━━ Data in this exercise ━━

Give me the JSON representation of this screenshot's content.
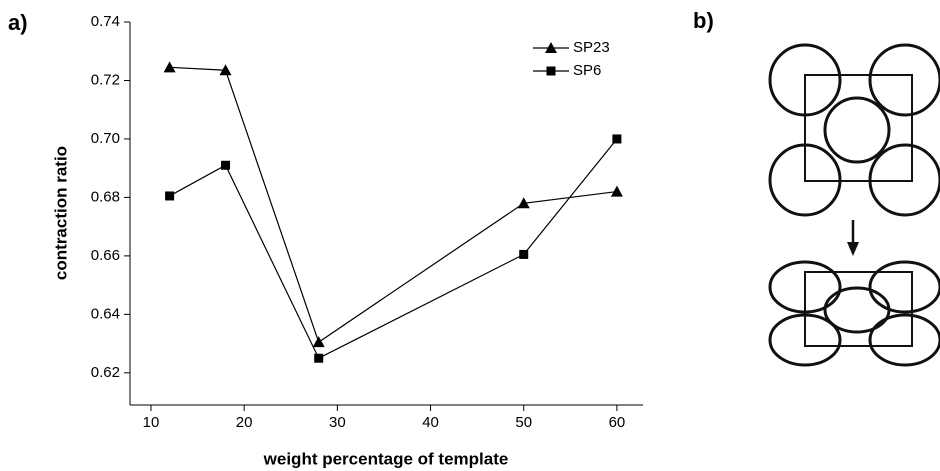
{
  "chart_data": {
    "type": "line",
    "panel_labels": [
      "a)",
      "b)"
    ],
    "x_label": "weight percentage of template",
    "y_label": "contraction ratio",
    "x": [
      12,
      18,
      28,
      50,
      60
    ],
    "series": [
      {
        "name": "SP23",
        "color": "#000000",
        "marker": "triangle",
        "values": [
          0.7245,
          0.7235,
          0.6305,
          0.678,
          0.682
        ]
      },
      {
        "name": "SP6",
        "color": "#000000",
        "marker": "square",
        "values": [
          0.6805,
          0.691,
          0.625,
          0.6605,
          0.7
        ]
      }
    ],
    "xlim": [
      7.75,
      62.8
    ],
    "xticks": [
      10,
      20,
      30,
      40,
      50,
      60
    ],
    "ylim": [
      0.609,
      0.74
    ],
    "yticks": [
      {
        "value": 0.62,
        "label": "0.62"
      },
      {
        "value": 0.64,
        "label": "0.64"
      },
      {
        "value": 0.66,
        "label": "0.66"
      },
      {
        "value": 0.68,
        "label": "0.68"
      },
      {
        "value": 0.7,
        "label": "0.70"
      },
      {
        "value": 0.72,
        "label": "0.72"
      },
      {
        "value": 0.74,
        "label": "0.74"
      }
    ],
    "legend": "top-right"
  }
}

━━━

# Problem requirements
Without including any pictures, print all of the material exactly as given.

# Exercise solution
Give me the JSON representation of this screenshot's content.
{
  "chart_data": {
    "type": "line",
    "panel_labels": [
      "a)",
      "b)"
    ],
    "x_label": "weight percentage of template",
    "y_label": "contraction ratio",
    "x": [
      12,
      18,
      28,
      50,
      60
    ],
    "series": [
      {
        "name": "SP23",
        "color": "#000000",
        "marker": "triangle",
        "values": [
          0.7245,
          0.7235,
          0.6305,
          0.678,
          0.682
        ]
      },
      {
        "name": "SP6",
        "color": "#000000",
        "marker": "square",
        "values": [
          0.6805,
          0.691,
          0.625,
          0.6605,
          0.7
        ]
      }
    ],
    "xlim": [
      7.75,
      62.8
    ],
    "xticks": [
      10,
      20,
      30,
      40,
      50,
      60
    ],
    "ylim": [
      0.609,
      0.74
    ],
    "yticks": [
      {
        "value": 0.62,
        "label": "0.62"
      },
      {
        "value": 0.64,
        "label": "0.64"
      },
      {
        "value": 0.66,
        "label": "0.66"
      },
      {
        "value": 0.68,
        "label": "0.68"
      },
      {
        "value": 0.7,
        "label": "0.70"
      },
      {
        "value": 0.72,
        "label": "0.72"
      },
      {
        "value": 0.74,
        "label": "0.74"
      }
    ],
    "legend": "top-right"
  }
}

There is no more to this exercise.